— Start of Material for the task —
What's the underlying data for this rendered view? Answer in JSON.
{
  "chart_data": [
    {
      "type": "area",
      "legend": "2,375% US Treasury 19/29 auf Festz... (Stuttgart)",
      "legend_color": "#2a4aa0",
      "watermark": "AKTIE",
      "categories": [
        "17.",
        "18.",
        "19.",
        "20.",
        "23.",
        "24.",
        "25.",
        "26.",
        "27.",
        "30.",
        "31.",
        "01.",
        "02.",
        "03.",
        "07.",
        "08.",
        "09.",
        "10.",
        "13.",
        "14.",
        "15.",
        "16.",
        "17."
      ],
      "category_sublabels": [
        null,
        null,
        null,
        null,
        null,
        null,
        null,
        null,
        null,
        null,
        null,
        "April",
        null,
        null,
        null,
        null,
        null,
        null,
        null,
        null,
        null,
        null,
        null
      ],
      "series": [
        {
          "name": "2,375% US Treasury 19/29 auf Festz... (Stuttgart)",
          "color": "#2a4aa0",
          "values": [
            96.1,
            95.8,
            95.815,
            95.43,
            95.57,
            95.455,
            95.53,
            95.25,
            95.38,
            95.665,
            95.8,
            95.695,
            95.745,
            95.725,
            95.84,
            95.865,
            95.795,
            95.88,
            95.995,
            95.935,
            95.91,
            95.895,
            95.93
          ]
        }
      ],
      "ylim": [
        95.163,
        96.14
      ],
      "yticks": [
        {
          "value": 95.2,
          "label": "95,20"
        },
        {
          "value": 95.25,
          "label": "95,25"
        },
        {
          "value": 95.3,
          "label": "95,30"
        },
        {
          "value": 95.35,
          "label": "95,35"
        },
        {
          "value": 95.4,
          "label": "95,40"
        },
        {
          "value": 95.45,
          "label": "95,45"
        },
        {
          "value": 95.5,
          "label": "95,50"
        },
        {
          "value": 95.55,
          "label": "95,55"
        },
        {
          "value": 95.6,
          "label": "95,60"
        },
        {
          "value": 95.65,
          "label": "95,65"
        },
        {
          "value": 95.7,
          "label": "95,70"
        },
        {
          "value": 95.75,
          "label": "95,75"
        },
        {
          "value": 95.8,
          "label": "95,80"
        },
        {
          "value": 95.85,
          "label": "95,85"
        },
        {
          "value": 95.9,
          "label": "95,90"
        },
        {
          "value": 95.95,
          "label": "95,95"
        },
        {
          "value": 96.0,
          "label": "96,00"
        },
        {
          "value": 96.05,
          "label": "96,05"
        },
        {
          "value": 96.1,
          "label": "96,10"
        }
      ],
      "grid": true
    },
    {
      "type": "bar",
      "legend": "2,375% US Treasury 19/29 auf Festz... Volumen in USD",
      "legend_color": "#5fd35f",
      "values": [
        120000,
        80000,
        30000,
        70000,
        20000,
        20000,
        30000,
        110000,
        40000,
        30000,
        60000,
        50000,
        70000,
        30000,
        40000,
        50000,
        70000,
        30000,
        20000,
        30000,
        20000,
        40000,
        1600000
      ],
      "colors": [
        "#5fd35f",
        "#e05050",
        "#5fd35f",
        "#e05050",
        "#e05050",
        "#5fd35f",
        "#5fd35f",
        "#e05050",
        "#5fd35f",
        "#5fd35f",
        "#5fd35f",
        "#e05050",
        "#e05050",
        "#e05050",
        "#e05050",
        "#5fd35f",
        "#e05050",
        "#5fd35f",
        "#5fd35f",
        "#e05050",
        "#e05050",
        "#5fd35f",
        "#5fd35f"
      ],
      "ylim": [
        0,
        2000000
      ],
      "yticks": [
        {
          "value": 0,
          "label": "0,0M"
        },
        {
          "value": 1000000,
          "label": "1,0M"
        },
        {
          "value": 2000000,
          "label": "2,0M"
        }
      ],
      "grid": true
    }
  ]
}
— End of Material for the task —
Instructions for the task:
Determine how many lines of the data contain "Festz" and give nothing but that number.

Result of this exercise:
3